START

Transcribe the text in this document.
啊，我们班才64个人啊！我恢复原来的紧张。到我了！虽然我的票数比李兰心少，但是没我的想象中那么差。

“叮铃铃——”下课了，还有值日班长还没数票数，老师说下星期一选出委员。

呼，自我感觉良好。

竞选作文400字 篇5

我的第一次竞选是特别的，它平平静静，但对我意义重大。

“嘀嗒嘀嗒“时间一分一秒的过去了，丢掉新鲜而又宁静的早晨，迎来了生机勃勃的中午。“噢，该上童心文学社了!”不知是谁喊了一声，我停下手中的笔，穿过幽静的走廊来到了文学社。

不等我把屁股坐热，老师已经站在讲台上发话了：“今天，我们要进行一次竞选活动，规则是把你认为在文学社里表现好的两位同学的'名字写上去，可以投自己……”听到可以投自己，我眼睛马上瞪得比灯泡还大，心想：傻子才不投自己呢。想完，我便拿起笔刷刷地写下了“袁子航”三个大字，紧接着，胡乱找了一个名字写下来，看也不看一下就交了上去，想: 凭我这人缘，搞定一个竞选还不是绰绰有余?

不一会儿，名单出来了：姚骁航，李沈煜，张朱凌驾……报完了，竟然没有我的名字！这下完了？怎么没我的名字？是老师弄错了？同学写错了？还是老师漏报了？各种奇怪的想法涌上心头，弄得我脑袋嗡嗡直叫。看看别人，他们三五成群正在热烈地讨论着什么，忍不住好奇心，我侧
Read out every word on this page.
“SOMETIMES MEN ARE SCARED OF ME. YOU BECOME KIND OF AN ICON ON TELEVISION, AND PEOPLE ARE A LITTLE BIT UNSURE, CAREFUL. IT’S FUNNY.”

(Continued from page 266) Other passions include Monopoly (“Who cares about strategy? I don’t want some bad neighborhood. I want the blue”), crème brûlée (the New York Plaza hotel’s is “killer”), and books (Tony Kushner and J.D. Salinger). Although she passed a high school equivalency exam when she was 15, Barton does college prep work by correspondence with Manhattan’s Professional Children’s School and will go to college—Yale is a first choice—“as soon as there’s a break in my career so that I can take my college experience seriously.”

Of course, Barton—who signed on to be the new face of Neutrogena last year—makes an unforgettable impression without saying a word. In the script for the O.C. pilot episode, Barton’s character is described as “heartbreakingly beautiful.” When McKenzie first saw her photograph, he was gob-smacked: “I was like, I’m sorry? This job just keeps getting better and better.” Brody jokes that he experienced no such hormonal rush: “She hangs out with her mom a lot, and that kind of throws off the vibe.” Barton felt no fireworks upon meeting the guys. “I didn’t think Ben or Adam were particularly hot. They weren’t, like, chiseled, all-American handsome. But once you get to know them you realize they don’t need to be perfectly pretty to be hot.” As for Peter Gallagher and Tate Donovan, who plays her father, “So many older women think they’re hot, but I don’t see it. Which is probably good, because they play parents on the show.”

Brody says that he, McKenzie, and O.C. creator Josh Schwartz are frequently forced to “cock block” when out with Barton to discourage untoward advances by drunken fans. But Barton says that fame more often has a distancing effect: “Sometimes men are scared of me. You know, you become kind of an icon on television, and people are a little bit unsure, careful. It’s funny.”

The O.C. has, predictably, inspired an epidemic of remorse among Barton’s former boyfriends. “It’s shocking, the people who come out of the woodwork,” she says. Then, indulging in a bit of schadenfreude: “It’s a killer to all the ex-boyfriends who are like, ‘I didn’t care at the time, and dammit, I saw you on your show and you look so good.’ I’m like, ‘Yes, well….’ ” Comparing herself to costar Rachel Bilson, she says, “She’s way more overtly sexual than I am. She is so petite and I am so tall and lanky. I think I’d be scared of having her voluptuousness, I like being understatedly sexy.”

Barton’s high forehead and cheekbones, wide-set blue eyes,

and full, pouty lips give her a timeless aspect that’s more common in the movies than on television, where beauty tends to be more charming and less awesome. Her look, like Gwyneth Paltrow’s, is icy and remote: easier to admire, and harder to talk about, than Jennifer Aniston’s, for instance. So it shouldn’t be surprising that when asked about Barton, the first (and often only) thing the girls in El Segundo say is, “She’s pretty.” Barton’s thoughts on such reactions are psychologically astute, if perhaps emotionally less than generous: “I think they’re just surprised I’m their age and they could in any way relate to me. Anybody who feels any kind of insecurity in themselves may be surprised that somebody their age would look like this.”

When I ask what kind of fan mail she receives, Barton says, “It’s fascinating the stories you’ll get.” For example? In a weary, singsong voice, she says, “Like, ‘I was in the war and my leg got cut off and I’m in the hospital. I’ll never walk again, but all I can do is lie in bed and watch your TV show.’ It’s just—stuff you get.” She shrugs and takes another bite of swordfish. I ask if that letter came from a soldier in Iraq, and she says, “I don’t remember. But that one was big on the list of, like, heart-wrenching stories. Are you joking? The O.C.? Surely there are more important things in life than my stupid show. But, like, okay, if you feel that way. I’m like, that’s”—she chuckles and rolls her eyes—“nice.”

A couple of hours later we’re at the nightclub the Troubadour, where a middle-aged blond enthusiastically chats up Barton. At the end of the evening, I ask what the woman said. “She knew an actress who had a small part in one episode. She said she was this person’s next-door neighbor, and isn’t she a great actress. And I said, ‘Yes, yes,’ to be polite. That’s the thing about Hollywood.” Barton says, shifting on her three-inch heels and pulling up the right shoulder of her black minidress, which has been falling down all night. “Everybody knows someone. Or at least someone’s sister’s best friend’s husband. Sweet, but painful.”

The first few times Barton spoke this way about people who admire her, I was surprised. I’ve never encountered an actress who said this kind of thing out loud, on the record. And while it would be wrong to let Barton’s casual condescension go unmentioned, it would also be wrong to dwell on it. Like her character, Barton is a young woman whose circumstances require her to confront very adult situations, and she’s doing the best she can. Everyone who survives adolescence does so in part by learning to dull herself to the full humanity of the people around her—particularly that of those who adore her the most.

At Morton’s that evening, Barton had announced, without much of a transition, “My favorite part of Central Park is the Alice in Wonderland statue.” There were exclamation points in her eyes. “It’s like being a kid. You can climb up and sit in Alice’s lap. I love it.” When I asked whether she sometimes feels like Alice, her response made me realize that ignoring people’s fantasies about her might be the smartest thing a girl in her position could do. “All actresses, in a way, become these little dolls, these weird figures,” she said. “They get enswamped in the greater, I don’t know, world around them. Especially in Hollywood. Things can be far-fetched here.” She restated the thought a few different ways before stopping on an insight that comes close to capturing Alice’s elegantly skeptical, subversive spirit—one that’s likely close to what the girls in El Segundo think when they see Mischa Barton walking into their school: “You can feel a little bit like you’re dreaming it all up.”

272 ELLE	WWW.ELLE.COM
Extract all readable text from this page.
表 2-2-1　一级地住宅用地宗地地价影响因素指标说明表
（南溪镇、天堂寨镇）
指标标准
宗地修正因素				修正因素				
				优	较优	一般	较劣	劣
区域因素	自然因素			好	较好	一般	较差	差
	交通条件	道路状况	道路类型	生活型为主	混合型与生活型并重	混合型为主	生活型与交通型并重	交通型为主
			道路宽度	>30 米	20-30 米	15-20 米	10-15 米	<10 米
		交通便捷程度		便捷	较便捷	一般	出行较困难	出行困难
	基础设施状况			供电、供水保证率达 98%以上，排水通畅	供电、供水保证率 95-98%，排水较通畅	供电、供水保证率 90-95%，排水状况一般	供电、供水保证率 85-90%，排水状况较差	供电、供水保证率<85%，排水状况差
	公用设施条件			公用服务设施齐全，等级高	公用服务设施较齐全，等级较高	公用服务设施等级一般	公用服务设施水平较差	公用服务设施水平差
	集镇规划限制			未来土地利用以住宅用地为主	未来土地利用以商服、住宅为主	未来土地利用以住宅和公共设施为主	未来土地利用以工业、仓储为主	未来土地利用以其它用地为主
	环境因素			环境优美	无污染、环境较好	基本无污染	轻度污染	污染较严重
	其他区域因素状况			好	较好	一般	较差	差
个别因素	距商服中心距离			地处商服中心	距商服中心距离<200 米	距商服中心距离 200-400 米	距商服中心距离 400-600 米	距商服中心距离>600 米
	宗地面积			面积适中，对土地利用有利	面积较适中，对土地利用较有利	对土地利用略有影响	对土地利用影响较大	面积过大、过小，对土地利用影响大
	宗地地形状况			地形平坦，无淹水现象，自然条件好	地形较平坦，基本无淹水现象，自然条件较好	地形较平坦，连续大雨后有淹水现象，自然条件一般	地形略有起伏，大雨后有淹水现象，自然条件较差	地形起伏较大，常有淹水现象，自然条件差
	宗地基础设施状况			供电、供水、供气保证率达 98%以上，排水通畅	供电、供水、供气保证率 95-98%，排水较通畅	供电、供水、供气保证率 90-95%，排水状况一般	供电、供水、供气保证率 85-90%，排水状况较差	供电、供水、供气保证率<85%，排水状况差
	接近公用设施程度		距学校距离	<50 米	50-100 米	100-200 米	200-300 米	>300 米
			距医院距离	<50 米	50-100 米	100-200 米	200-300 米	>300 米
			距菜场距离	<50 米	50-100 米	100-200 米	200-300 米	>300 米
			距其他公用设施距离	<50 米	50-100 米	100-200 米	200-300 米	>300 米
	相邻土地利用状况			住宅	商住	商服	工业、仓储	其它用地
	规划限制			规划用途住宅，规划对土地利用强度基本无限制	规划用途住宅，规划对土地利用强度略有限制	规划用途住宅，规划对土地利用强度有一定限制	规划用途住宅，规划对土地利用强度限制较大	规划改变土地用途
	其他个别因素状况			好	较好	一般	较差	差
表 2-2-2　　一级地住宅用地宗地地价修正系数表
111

END

=== Problem requirements ===
Tell how many lines of the data above hold the string "pretty". Give only the number.

=== Finished answer ===
2